(Source data)
━━━
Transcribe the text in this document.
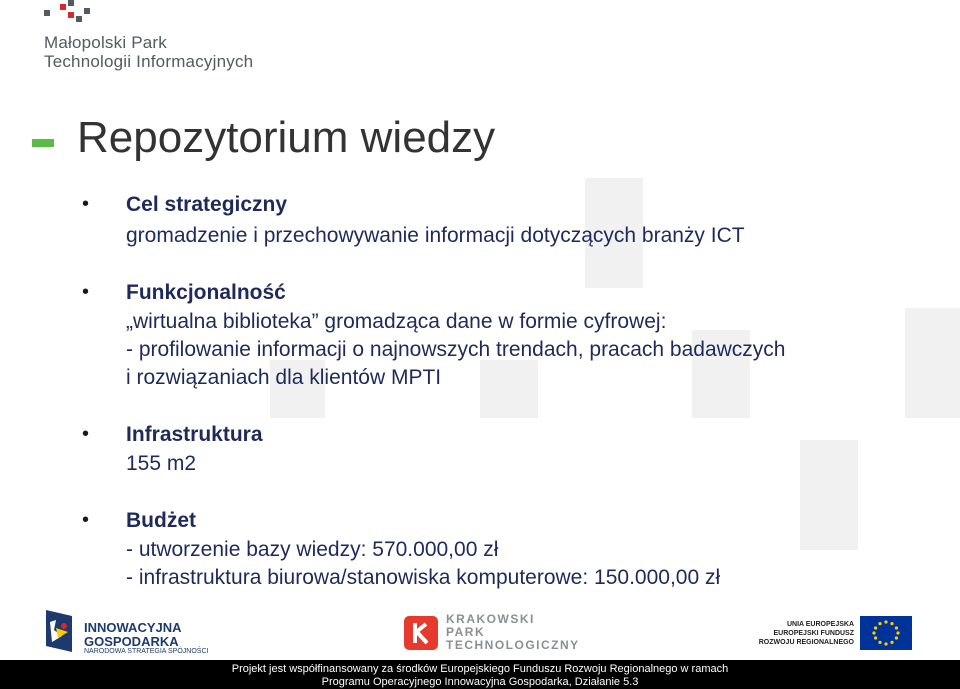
Małopolski Park
Technologii Informacyjnych
Repozytorium wiedzy
• Cel strategiczny
gromadzenie i przechowywanie informacji dotyczących branży ICT
• Funkcjonalność
„wirtualna biblioteka” gromadząca dane w formie cyfrowej:
- profilowanie informacji o najnowszych trendach, pracach badawczych
i rozwiązaniach dla klientów MPTI
• Infrastruktura
155 m2
• Budżet
- utworzenie bazy wiedzy: 570.000,00 zł
- infrastruktura biurowa/stanowiska komputerowe: 150.000,00 zł
INNOWACYJNA
GOSPODARKA
NARODOWA STRATEGIA SPÓJNOŚCI
KRAKOWSKI
PARK
TECHNOLOGICZNY
UNIA EUROPEJSKA
EUROPEJSKI FUNDUSZ
ROZWOJU REGIONALNEGO
Projekt jest współfinansowany za środków Europejskiego Funduszu Rozwoju Regionalnego w ramach
Programu Operacyjnego Innowacyjna Gospodarka, Działanie 5.3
━━━
• TASK INSTRUCTIONS:
How many lines of the records contain the string "informacji"? Respond with the number alone.

• THE RESPONSE:
2